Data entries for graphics
###

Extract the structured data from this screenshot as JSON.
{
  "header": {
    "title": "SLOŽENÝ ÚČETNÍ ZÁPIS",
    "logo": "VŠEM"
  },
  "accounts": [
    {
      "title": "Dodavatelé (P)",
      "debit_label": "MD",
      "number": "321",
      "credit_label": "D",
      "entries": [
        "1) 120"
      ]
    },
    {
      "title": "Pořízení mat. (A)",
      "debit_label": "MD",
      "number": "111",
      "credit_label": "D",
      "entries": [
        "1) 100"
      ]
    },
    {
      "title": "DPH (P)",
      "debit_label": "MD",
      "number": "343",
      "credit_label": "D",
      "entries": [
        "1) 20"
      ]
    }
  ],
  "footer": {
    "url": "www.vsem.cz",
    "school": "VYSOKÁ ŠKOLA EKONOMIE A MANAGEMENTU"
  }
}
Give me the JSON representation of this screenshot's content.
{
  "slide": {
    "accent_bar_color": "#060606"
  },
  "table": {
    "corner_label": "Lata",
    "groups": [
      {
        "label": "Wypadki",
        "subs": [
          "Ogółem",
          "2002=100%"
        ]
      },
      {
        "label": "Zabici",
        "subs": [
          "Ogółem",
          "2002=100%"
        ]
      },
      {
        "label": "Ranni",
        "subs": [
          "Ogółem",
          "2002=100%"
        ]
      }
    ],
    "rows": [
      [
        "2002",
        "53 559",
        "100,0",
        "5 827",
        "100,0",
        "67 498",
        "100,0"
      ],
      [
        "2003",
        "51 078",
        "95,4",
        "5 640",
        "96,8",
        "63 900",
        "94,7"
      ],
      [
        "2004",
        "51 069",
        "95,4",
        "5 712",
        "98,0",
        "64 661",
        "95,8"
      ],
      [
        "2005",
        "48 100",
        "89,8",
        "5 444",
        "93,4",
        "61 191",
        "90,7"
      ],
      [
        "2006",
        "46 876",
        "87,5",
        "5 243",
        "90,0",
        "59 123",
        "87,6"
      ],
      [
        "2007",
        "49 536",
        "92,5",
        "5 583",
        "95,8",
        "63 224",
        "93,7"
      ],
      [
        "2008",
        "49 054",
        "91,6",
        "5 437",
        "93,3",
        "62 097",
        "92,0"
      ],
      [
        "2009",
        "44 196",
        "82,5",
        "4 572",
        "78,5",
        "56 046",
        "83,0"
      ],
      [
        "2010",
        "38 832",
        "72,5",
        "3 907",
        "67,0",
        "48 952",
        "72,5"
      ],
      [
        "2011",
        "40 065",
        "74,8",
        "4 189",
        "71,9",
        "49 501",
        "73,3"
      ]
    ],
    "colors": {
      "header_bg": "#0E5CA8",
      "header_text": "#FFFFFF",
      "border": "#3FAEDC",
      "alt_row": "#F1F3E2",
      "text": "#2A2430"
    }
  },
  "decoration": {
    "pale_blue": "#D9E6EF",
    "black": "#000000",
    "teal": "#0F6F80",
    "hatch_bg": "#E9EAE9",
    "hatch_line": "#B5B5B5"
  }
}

###

» What to do
The listing above should be transcribed in full, exactly as written.

» Response for this exercise
Extract the structured data from this screenshot as JSON.
{
  "header": {
    "title": "SLOŽENÝ ÚČETNÍ ZÁPIS",
    "logo": "VŠEM"
  },
  "accounts": [
    {
      "title": "Dodavatelé (P)",
      "debit_label": "MD",
      "number": "321",
      "credit_label": "D",
      "entries": [
        "1) 120"
      ]
    },
    {
      "title": "Pořízení mat. (A)",
      "debit_label": "MD",
      "number": "111",
      "credit_label": "D",
      "entries": [
        "1) 100"
      ]
    },
    {
      "title": "DPH (P)",
      "debit_label": "MD",
      "number": "343",
      "credit_label": "D",
      "entries": [
        "1) 20"
      ]
    }
  ],
  "footer": {
    "url": "www.vsem.cz",
    "school": "VYSOKÁ ŠKOLA EKONOMIE A MANAGEMENTU"
  }
}
Give me the JSON representation of this screenshot's content.
{
  "slide": {
    "accent_bar_color": "#060606"
  },
  "table": {
    "corner_label": "Lata",
    "groups": [
      {
        "label": "Wypadki",
        "subs": [
          "Ogółem",
          "2002=100%"
        ]
      },
      {
        "label": "Zabici",
        "subs": [
          "Ogółem",
          "2002=100%"
        ]
      },
      {
        "label": "Ranni",
        "subs": [
          "Ogółem",
          "2002=100%"
        ]
      }
    ],
    "rows": [
      [
        "2002",
        "53 559",
        "100,0",
        "5 827",
        "100,0",
        "67 498",
        "100,0"
      ],
      [
        "2003",
        "51 078",
        "95,4",
        "5 640",
        "96,8",
        "63 900",
        "94,7"
      ],
      [
        "2004",
        "51 069",
        "95,4",
        "5 712",
        "98,0",
        "64 661",
        "95,8"
      ],
      [
        "2005",
        "48 100",
        "89,8",
        "5 444",
        "93,4",
        "61 191",
        "90,7"
      ],
      [
        "2006",
        "46 876",
        "87,5",
        "5 243",
        "90,0",
        "59 123",
        "87,6"
      ],
      [
        "2007",
        "49 536",
        "92,5",
        "5 583",
        "95,8",
        "63 224",
        "93,7"
      ],
      [
        "2008",
        "49 054",
        "91,6",
        "5 437",
        "93,3",
        "62 097",
        "92,0"
      ],
      [
        "2009",
        "44 196",
        "82,5",
        "4 572",
        "78,5",
        "56 046",
        "83,0"
      ],
      [
        "2010",
        "38 832",
        "72,5",
        "3 907",
        "67,0",
        "48 952",
        "72,5"
      ],
      [
        "2011",
        "40 065",
        "74,8",
        "4 189",
        "71,9",
        "49 501",
        "73,3"
      ]
    ],
    "colors": {
      "header_bg": "#0E5CA8",
      "header_text": "#FFFFFF",
      "border": "#3FAEDC",
      "alt_row": "#F1F3E2",
      "text": "#2A2430"
    }
  },
  "decoration": {
    "pale_blue": "#D9E6EF",
    "black": "#000000",
    "teal": "#0F6F80",
    "hatch_bg": "#E9EAE9",
    "hatch_line": "#B5B5B5"
  }
}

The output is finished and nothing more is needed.